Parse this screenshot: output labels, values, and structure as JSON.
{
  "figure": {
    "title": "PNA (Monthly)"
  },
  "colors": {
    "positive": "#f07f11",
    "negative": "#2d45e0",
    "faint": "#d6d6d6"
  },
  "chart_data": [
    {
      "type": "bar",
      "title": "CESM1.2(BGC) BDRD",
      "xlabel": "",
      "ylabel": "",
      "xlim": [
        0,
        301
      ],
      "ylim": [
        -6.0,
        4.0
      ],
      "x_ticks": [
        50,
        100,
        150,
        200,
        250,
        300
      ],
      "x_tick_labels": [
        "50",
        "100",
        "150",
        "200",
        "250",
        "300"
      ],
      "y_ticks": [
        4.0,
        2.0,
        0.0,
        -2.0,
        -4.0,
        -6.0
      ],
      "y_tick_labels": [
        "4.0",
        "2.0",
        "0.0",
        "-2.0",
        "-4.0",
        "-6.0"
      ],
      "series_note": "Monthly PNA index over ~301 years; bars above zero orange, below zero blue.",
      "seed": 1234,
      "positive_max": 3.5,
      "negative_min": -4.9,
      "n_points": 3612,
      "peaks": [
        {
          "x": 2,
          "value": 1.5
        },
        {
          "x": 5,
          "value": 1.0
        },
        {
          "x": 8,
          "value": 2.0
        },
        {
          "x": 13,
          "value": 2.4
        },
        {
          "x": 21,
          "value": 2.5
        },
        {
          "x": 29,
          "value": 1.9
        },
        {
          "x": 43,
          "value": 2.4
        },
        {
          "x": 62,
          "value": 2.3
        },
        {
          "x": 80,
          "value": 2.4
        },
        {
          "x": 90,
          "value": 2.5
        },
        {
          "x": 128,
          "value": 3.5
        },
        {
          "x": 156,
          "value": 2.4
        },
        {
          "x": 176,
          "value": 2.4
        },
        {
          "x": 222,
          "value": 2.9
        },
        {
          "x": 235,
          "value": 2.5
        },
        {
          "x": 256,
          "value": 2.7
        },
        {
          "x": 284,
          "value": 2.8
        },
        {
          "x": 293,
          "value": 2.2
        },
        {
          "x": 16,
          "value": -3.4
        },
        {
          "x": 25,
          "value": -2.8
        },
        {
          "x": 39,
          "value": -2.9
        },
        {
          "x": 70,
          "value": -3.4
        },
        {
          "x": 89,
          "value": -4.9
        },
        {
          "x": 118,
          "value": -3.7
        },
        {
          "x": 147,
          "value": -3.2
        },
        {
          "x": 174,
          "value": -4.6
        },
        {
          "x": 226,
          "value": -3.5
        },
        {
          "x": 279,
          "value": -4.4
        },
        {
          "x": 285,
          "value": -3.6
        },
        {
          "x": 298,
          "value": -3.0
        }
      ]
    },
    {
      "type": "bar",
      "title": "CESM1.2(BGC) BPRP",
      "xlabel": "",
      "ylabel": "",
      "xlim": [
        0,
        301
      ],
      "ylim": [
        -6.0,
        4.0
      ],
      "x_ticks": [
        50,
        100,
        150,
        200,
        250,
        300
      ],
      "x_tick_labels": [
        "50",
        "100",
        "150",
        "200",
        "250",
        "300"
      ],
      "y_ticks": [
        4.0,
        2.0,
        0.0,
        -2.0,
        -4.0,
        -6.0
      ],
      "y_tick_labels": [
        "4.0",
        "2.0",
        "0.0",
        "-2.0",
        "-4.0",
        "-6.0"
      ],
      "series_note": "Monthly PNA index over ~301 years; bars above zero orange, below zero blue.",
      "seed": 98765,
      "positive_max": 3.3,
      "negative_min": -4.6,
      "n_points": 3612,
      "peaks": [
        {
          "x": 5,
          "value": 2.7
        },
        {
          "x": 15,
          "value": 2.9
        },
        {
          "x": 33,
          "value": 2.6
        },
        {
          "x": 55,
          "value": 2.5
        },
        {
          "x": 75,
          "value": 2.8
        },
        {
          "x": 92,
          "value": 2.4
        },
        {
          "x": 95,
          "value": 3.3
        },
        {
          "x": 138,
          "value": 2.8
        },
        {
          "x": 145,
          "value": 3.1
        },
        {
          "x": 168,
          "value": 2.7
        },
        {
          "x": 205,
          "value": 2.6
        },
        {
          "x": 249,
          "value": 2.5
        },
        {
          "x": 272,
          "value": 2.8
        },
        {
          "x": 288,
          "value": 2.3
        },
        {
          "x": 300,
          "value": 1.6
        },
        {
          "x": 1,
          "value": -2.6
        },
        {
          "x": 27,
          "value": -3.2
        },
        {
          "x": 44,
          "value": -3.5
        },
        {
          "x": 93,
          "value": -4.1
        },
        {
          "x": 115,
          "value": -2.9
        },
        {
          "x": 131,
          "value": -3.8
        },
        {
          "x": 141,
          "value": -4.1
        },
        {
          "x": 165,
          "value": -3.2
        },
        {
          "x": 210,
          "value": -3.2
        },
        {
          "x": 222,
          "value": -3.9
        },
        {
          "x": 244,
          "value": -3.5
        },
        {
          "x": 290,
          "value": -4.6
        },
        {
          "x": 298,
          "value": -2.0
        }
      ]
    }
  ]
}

* * *

▶ **WORK INSTRUCTIONS**: Output the lines above verbatim and in full.

▶ **OUTPUT FOR THIS TASK**:
Parse this screenshot: output labels, values, and structure as JSON.
{
  "figure": {
    "title": "PNA (Monthly)"
  },
  "colors": {
    "positive": "#f07f11",
    "negative": "#2d45e0",
    "faint": "#d6d6d6"
  },
  "chart_data": [
    {
      "type": "bar",
      "title": "CESM1.2(BGC) BDRD",
      "xlabel": "",
      "ylabel": "",
      "xlim": [
        0,
        301
      ],
      "ylim": [
        -6.0,
        4.0
      ],
      "x_ticks": [
        50,
        100,
        150,
        200,
        250,
        300
      ],
      "x_tick_labels": [
        "50",
        "100",
        "150",
        "200",
        "250",
        "300"
      ],
      "y_ticks": [
        4.0,
        2.0,
        0.0,
        -2.0,
        -4.0,
        -6.0
      ],
      "y_tick_labels": [
        "4.0",
        "2.0",
        "0.0",
        "-2.0",
        "-4.0",
        "-6.0"
      ],
      "series_note": "Monthly PNA index over ~301 years; bars above zero orange, below zero blue.",
      "seed": 1234,
      "positive_max": 3.5,
      "negative_min": -4.9,
      "n_points": 3612,
      "peaks": [
        {
          "x": 2,
          "value": 1.5
        },
        {
          "x": 5,
          "value": 1.0
        },
        {
          "x": 8,
          "value": 2.0
        },
        {
          "x": 13,
          "value": 2.4
        },
        {
          "x": 21,
          "value": 2.5
        },
        {
          "x": 29,
          "value": 1.9
        },
        {
          "x": 43,
          "value": 2.4
        },
        {
          "x": 62,
          "value": 2.3
        },
        {
          "x": 80,
          "value": 2.4
        },
        {
          "x": 90,
          "value": 2.5
        },
        {
          "x": 128,
          "value": 3.5
        },
        {
          "x": 156,
          "value": 2.4
        },
        {
          "x": 176,
          "value": 2.4
        },
        {
          "x": 222,
          "value": 2.9
        },
        {
          "x": 235,
          "value": 2.5
        },
        {
          "x": 256,
          "value": 2.7
        },
        {
          "x": 284,
          "value": 2.8
        },
        {
          "x": 293,
          "value": 2.2
        },
        {
          "x": 16,
          "value": -3.4
        },
        {
          "x": 25,
          "value": -2.8
        },
        {
          "x": 39,
          "value": -2.9
        },
        {
          "x": 70,
          "value": -3.4
        },
        {
          "x": 89,
          "value": -4.9
        },
        {
          "x": 118,
          "value": -3.7
        },
        {
          "x": 147,
          "value": -3.2
        },
        {
          "x": 174,
          "value": -4.6
        },
        {
          "x": 226,
          "value": -3.5
        },
        {
          "x": 279,
          "value": -4.4
        },
        {
          "x": 285,
          "value": -3.6
        },
        {
          "x": 298,
          "value": -3.0
        }
      ]
    },
    {
      "type": "bar",
      "title": "CESM1.2(BGC) BPRP",
      "xlabel": "",
      "ylabel": "",
      "xlim": [
        0,
        301
      ],
      "ylim": [
        -6.0,
        4.0
      ],
      "x_ticks": [
        50,
        100,
        150,
        200,
        250,
        300
      ],
      "x_tick_labels": [
        "50",
        "100",
        "150",
        "200",
        "250",
        "300"
      ],
      "y_ticks": [
        4.0,
        2.0,
        0.0,
        -2.0,
        -4.0,
        -6.0
      ],
      "y_tick_labels": [
        "4.0",
        "2.0",
        "0.0",
        "-2.0",
        "-4.0",
        "-6.0"
      ],
      "series_note": "Monthly PNA index over ~301 years; bars above zero orange, below zero blue.",
      "seed": 98765,
      "positive_max": 3.3,
      "negative_min": -4.6,
      "n_points": 3612,
      "peaks": [
        {
          "x": 5,
          "value": 2.7
        },
        {
          "x": 15,
          "value": 2.9
        },
        {
          "x": 33,
          "value": 2.6
        },
        {
          "x": 55,
          "value": 2.5
        },
        {
          "x": 75,
          "value": 2.8
        },
        {
          "x": 92,
          "value": 2.4
        },
        {
          "x": 95,
          "value": 3.3
        },
        {
          "x": 138,
          "value": 2.8
        },
        {
          "x": 145,
          "value": 3.1
        },
        {
          "x": 168,
          "value": 2.7
        },
        {
          "x": 205,
          "value": 2.6
        },
        {
          "x": 249,
          "value": 2.5
        },
        {
          "x": 272,
          "value": 2.8
        },
        {
          "x": 288,
          "value": 2.3
        },
        {
          "x": 300,
          "value": 1.6
        },
        {
          "x": 1,
          "value": -2.6
        },
        {
          "x": 27,
          "value": -3.2
        },
        {
          "x": 44,
          "value": -3.5
        },
        {
          "x": 93,
          "value": -4.1
        },
        {
          "x": 115,
          "value": -2.9
        },
        {
          "x": 131,
          "value": -3.8
        },
        {
          "x": 141,
          "value": -4.1
        },
        {
          "x": 165,
          "value": -3.2
        },
        {
          "x": 210,
          "value": -3.2
        },
        {
          "x": 222,
          "value": -3.9
        },
        {
          "x": 244,
          "value": -3.5
        },
        {
          "x": 290,
          "value": -4.6
        },
        {
          "x": 298,
          "value": -2.0
        }
      ]
    }
  ]
}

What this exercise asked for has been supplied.